▶ What to do
Reproduce the material word for word; the images stay out.

▶ Stored rows
——————————

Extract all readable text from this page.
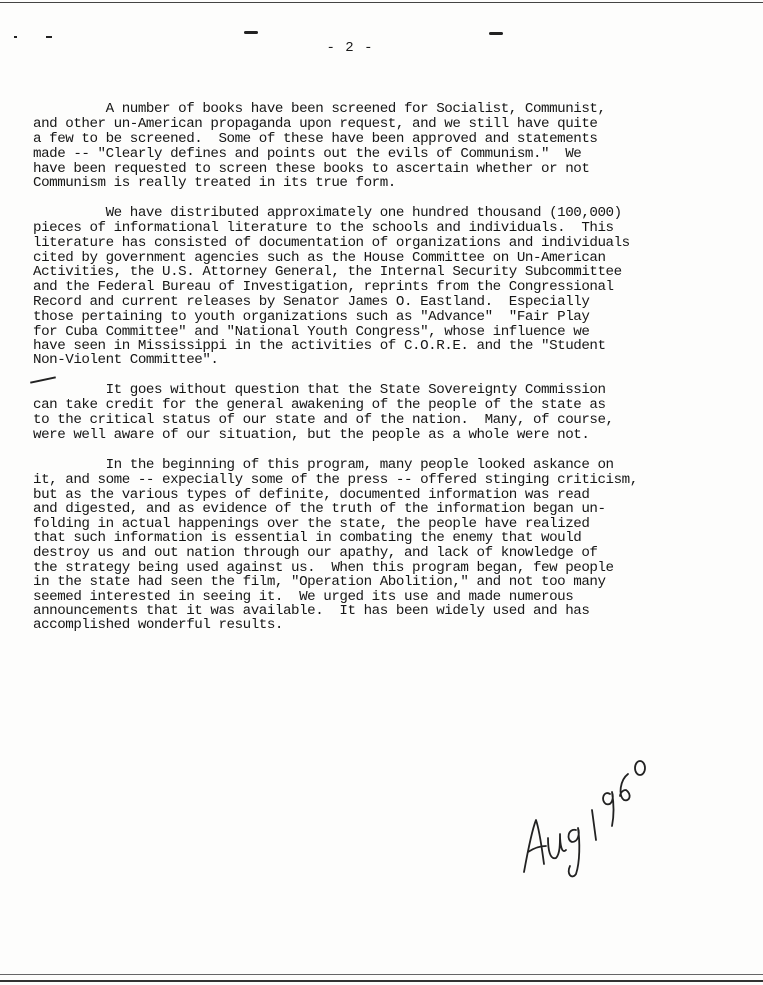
- 2 -
A number of books have been screened for Socialist, Communist,
and other un-American propaganda upon request, and we still have quite
a few to be screened.  Some of these have been approved and statements
made -- "Clearly defines and points out the evils of Communism."  We
have been requested to screen these books to ascertain whether or not
Communism is really treated in its true form.
We have distributed approximately one hundred thousand (100,000)
pieces of informational literature to the schools and individuals.  This
literature has consisted of documentation of organizations and individuals
cited by government agencies such as the House Committee on Un-American
Activities, the U.S. Attorney General, the Internal Security Subcommittee
and the Federal Bureau of Investigation, reprints from the Congressional
Record and current releases by Senator James O. Eastland.  Especially
those pertaining to youth organizations such as "Advance"  "Fair Play
for Cuba Committee" and "National Youth Congress", whose influence we
have seen in Mississippi in the activities of C.O.R.E. and the "Student
Non-Violent Committee".
It goes without question that the State Sovereignty Commission
can take credit for the general awakening of the people of the state as
to the critical status of our state and of the nation.  Many, of course,
were well aware of our situation, but the people as a whole were not.
In the beginning of this program, many people looked askance on
it, and some -- expecially some of the press -- offered stinging criticism,
but as the various types of definite, documented information was read
and digested, and as evidence of the truth of the information began un-
folding in actual happenings over the state, the people have realized
that such information is essential in combating the enemy that would
destroy us and out nation through our apathy, and lack of knowledge of
the strategy being used against us.  When this program began, few people
in the state had seen the film, "Operation Abolition," and not too many
seemed interested in seeing it.  We urged its use and made numerous
announcements that it was available.  It has been widely used and has
accomplished wonderful results.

——————————

▶ Completed task
Extract all readable text from this page.
- 2 -
A number of books have been screened for Socialist, Communist,
and other un-American propaganda upon request, and we still have quite
a few to be screened.  Some of these have been approved and statements
made -- "Clearly defines and points out the evils of Communism."  We
have been requested to screen these books to ascertain whether or not
Communism is really treated in its true form.
We have distributed approximately one hundred thousand (100,000)
pieces of informational literature to the schools and individuals.  This
literature has consisted of documentation of organizations and individuals
cited by government agencies such as the House Committee on Un-American
Activities, the U.S. Attorney General, the Internal Security Subcommittee
and the Federal Bureau of Investigation, reprints from the Congressional
Record and current releases by Senator James O. Eastland.  Especially
those pertaining to youth organizations such as "Advance"  "Fair Play
for Cuba Committee" and "National Youth Congress", whose influence we
have seen in Mississippi in the activities of C.O.R.E. and the "Student
Non-Violent Committee".
It goes without question that the State Sovereignty Commission
can take credit for the general awakening of the people of the state as
to the critical status of our state and of the nation.  Many, of course,
were well aware of our situation, but the people as a whole were not.
In the beginning of this program, many people looked askance on
it, and some -- expecially some of the press -- offered stinging criticism,
but as the various types of definite, documented information was read
and digested, and as evidence of the truth of the information began un-
folding in actual happenings over the state, the people have realized
that such information is essential in combating the enemy that would
destroy us and out nation through our apathy, and lack of knowledge of
the strategy being used against us.  When this program began, few people
in the state had seen the film, "Operation Abolition," and not too many
seemed interested in seeing it.  We urged its use and made numerous
announcements that it was available.  It has been widely used and has
accomplished wonderful results.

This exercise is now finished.